WRITTEN TASK -> Start at the line that contains "Give me a plain-text" in the listing below and extract every line through the last, exactly; leave pictures out.

----

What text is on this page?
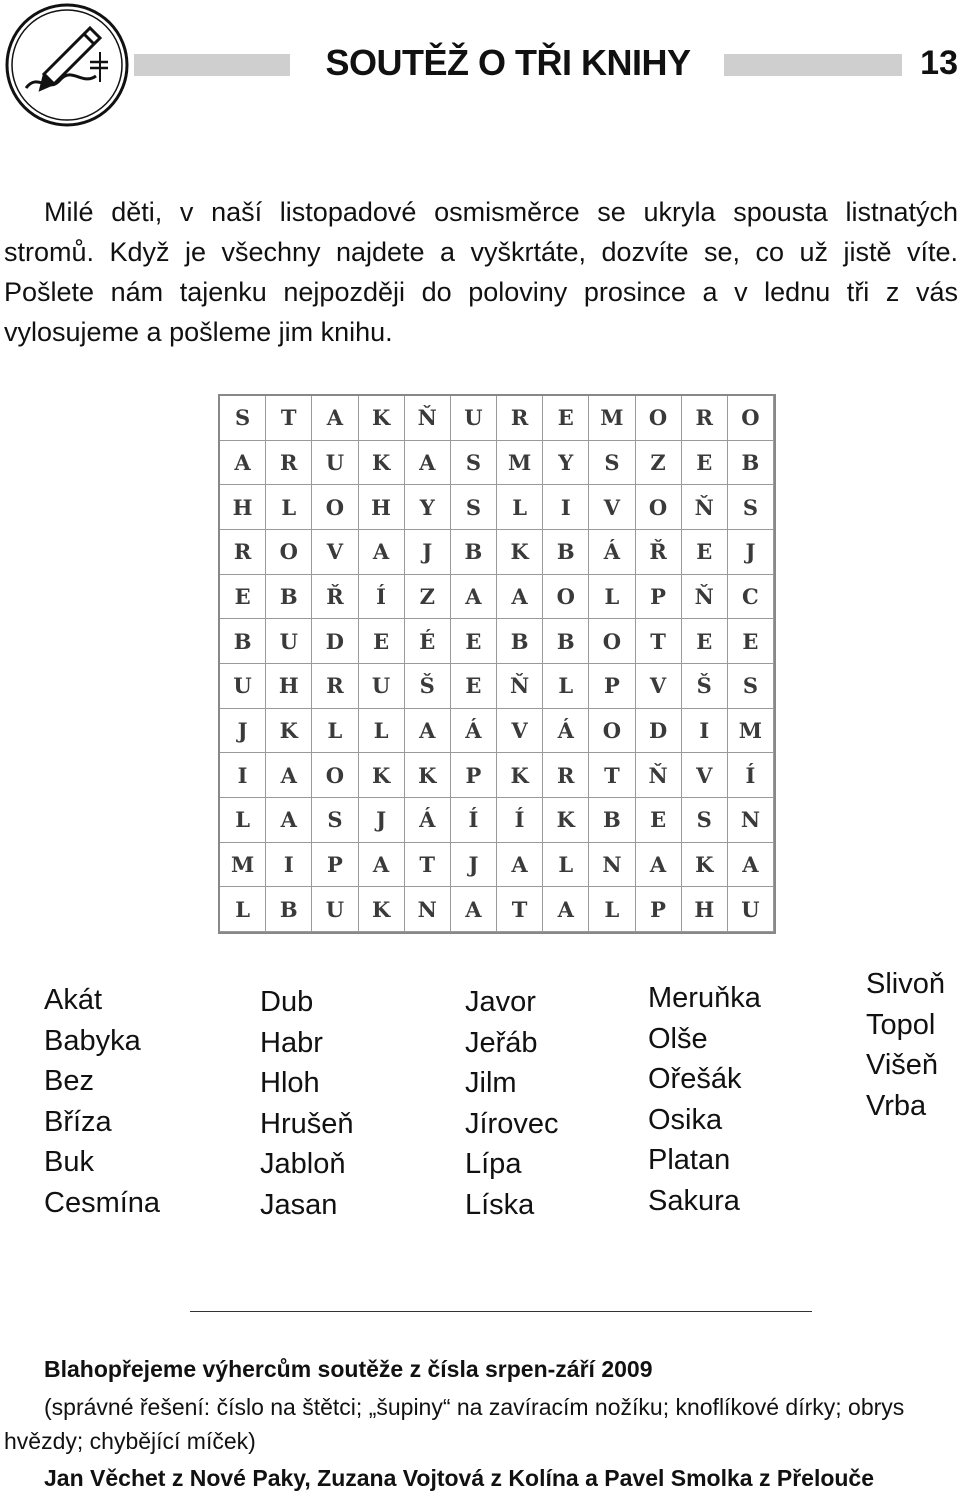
SOUTĚŽ O TŘI KNIHY	13

Milé děti, v naší listopadové osmisměrce se ukryla spousta listnatých stromů. Když je všechny najdete a vyškrtáte, dozvíte se, co už jistě víte. Pošlete nám tajenku nejpozději do poloviny prosince a v lednu tři z vás vylosujeme a pošleme jim knihu.

S	T	A	K	Ň	U	R	E	M	O	R	O
A	R	U	K	A	S	M	Y	S	Z	E	B
H	L	O	H	Y	S	L	I	V	O	Ň	S
R	O	V	A	J	B	K	B	Á	Ř	E	J
E	B	Ř	Í	Z	A	A	O	L	P	Ň	C
B	U	D	E	É	E	B	B	O	T	E	E
U	H	R	U	Š	E	Ň	L	P	V	Š	S
J	K	L	L	A	Á	V	Á	O	D	I	M
I	A	O	K	K	P	K	R	T	Ň	V	Í
L	A	S	J	Á	Í	Í	K	B	E	S	N
M	I	P	A	T	J	A	L	N	A	K	A
L	B	U	K	N	A	T	A	L	P	H	U
Akát
Babyka
Bez
Bříza
Buk
Cesmína
Dub
Habr
Hloh
Hrušeň
Jabloň
Jasan
Javor
Jeřáb
Jilm
Jírovec
Lípa
Líska
Meruňka
Olše
Ořešák
Osika
Platan
Sakura
Slivoň
Topol
Višeň
Vrba
Blahopřejeme výhercům soutěže z čísla srpen-září 2009

(správné řešení: číslo na štětci; „šupiny“ na zavíracím nožíku; knoflíkové dírky; obrys hvězdy; chybějící míček)

Jan Věchet z Nové Paky, Zuzana Vojtová z Kolína a Pavel Smolka z Přelouče
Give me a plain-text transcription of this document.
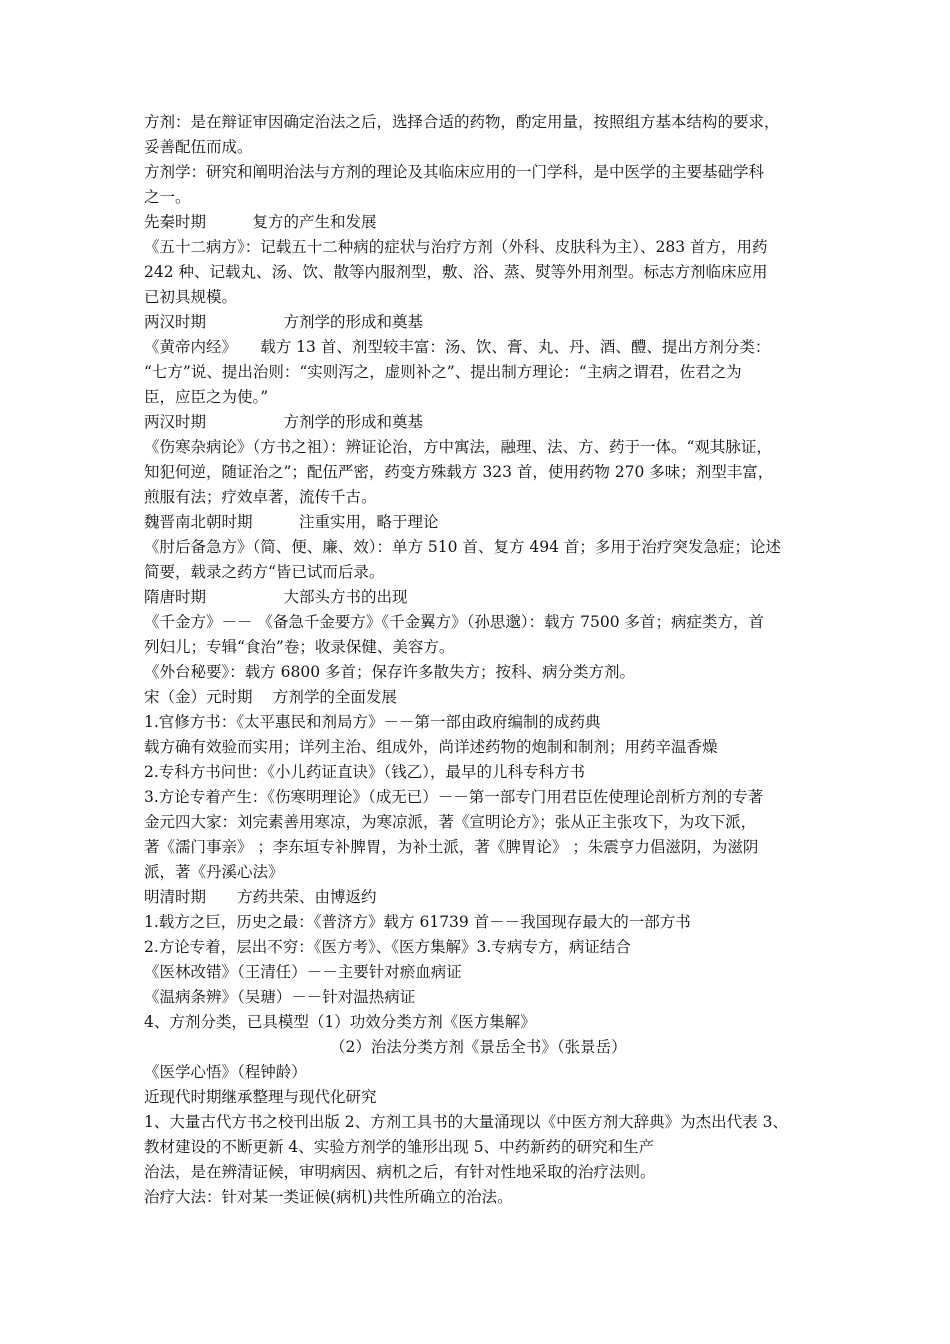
方剂：是在辩证审因确定治法之后，选择合适的药物，酌定用量，按照组方基本结构的要求，
妥善配伍而成。
方剂学：研究和阐明治法与方剂的理论及其临床应用的一门学科，是中医学的主要基础学科
之一。
先秦时期　　　复方的产生和发展
《五十二病方》：记载五十二种病的症状与治疗方剂（外科、皮肤科为主）、283 首方，用药
242 种、记载丸、汤、饮、散等内服剂型，敷、浴、蒸、熨等外用剂型。标志方剂临床应用
已初具规模。
两汉时期　　　　　方剂学的形成和奠基
《黄帝内经》　　载方 13 首、剂型较丰富：汤、饮、膏、丸、丹、酒、醴、提出方剂分类：
“七方”说、提出治则：“实则泻之，虚则补之”、提出制方理论：“主病之谓君，佐君之为
臣，应臣之为使。”
两汉时期　　　　　方剂学的形成和奠基
《伤寒杂病论》（方书之祖）：辨证论治，方中寓法，融理、法、方、药于一体。“观其脉证，
知犯何逆，随证治之”；配伍严密，药变方殊载方 323 首，使用药物 270 多味；剂型丰富，
煎服有法；疗效卓著，流传千古。
魏晋南北朝时期　　　注重实用，略于理论
《肘后备急方》（简、便、廉、效）：单方 510 首、复方 494 首；多用于治疗突发急症；论述
简要，载录之药方“皆已试而后录。
隋唐时期　　　　　大部头方书的出现
《千金方》－－ 《备急千金要方》《千金翼方》（孙思邈）：载方 7500 多首；病症类方，首
列妇儿；专辑“食治”卷；收录保健、美容方。
《外台秘要》：载方 6800 多首；保存许多散失方；按科、病分类方剂。
宋（金）元时期　 方剂学的全面发展
1.官修方书：《太平惠民和剂局方》－－第一部由政府编制的成药典
载方确有效验而实用；详列主治、组成外，尚详述药物的炮制和制剂；用药辛温香燥
2.专科方书问世：《小儿药证直诀》（钱乙），最早的儿科专科方书
3.方论专着产生：《伤寒明理论》（成无已）－－第一部专门用君臣佐使理论剖析方剂的专著
金元四大家：刘完素善用寒凉，为寒凉派，著《宣明论方》；张从正主张攻下，为攻下派，
著《濡门事亲》 ；李东垣专补脾胃，为补土派，著《脾胃论》 ；朱震亨力倡滋阴，为滋阴
派，著《丹溪心法》
明清时期　　方药共荣、由博返约
1.载方之巨，历史之最：《普济方》载方 61739 首－－我国现存最大的一部方书
2.方论专着，层出不穷：《医方考》、《医方集解》3.专病专方，病证结合
《医林改错》（王清任）－－主要针对瘀血病证
《温病条辨》（吴瑭）－－针对温热病证
4、方剂分类，已具模型（1）功效分类方剂《医方集解》
（2）治法分类方剂《景岳全书》（张景岳）
《医学心悟》（程钟龄）
近现代时期继承整理与现代化研究
1、大量古代方书之校刊出版 2、方剂工具书的大量涌现以《中医方剂大辞典》为杰出代表 3、
教材建设的不断更新 4、实验方剂学的雏形出现 5、中药新药的研究和生产
治法，是在辨清证候，审明病因、病机之后，有针对性地采取的治疗法则。
治疗大法：针对某一类证候(病机)共性所确立的治法。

----

RESULT OF THE EXERCISE ->
Give me a plain-text transcription of this document.
方剂：是在辩证审因确定治法之后，选择合适的药物，酌定用量，按照组方基本结构的要求，
妥善配伍而成。
方剂学：研究和阐明治法与方剂的理论及其临床应用的一门学科，是中医学的主要基础学科
之一。
先秦时期　　　复方的产生和发展
《五十二病方》：记载五十二种病的症状与治疗方剂（外科、皮肤科为主）、283 首方，用药
242 种、记载丸、汤、饮、散等内服剂型，敷、浴、蒸、熨等外用剂型。标志方剂临床应用
已初具规模。
两汉时期　　　　　方剂学的形成和奠基
《黄帝内经》　　载方 13 首、剂型较丰富：汤、饮、膏、丸、丹、酒、醴、提出方剂分类：
“七方”说、提出治则：“实则泻之，虚则补之”、提出制方理论：“主病之谓君，佐君之为
臣，应臣之为使。”
两汉时期　　　　　方剂学的形成和奠基
《伤寒杂病论》（方书之祖）：辨证论治，方中寓法，融理、法、方、药于一体。“观其脉证，
知犯何逆，随证治之”；配伍严密，药变方殊载方 323 首，使用药物 270 多味；剂型丰富，
煎服有法；疗效卓著，流传千古。
魏晋南北朝时期　　　注重实用，略于理论
《肘后备急方》（简、便、廉、效）：单方 510 首、复方 494 首；多用于治疗突发急症；论述
简要，载录之药方“皆已试而后录。
隋唐时期　　　　　大部头方书的出现
《千金方》－－ 《备急千金要方》《千金翼方》（孙思邈）：载方 7500 多首；病症类方，首
列妇儿；专辑“食治”卷；收录保健、美容方。
《外台秘要》：载方 6800 多首；保存许多散失方；按科、病分类方剂。
宋（金）元时期　 方剂学的全面发展
1.官修方书：《太平惠民和剂局方》－－第一部由政府编制的成药典
载方确有效验而实用；详列主治、组成外，尚详述药物的炮制和制剂；用药辛温香燥
2.专科方书问世：《小儿药证直诀》（钱乙），最早的儿科专科方书
3.方论专着产生：《伤寒明理论》（成无已）－－第一部专门用君臣佐使理论剖析方剂的专著
金元四大家：刘完素善用寒凉，为寒凉派，著《宣明论方》；张从正主张攻下，为攻下派，
著《濡门事亲》 ；李东垣专补脾胃，为补土派，著《脾胃论》 ；朱震亨力倡滋阴，为滋阴
派，著《丹溪心法》
明清时期　　方药共荣、由博返约
1.载方之巨，历史之最：《普济方》载方 61739 首－－我国现存最大的一部方书
2.方论专着，层出不穷：《医方考》、《医方集解》3.专病专方，病证结合
《医林改错》（王清任）－－主要针对瘀血病证
《温病条辨》（吴瑭）－－针对温热病证
4、方剂分类，已具模型（1）功效分类方剂《医方集解》
（2）治法分类方剂《景岳全书》（张景岳）
《医学心悟》（程钟龄）
近现代时期继承整理与现代化研究
1、大量古代方书之校刊出版 2、方剂工具书的大量涌现以《中医方剂大辞典》为杰出代表 3、
教材建设的不断更新 4、实验方剂学的雏形出现 5、中药新药的研究和生产
治法，是在辨清证候，审明病因、病机之后，有针对性地采取的治疗法则。
治疗大法：针对某一类证候(病机)共性所确立的治法。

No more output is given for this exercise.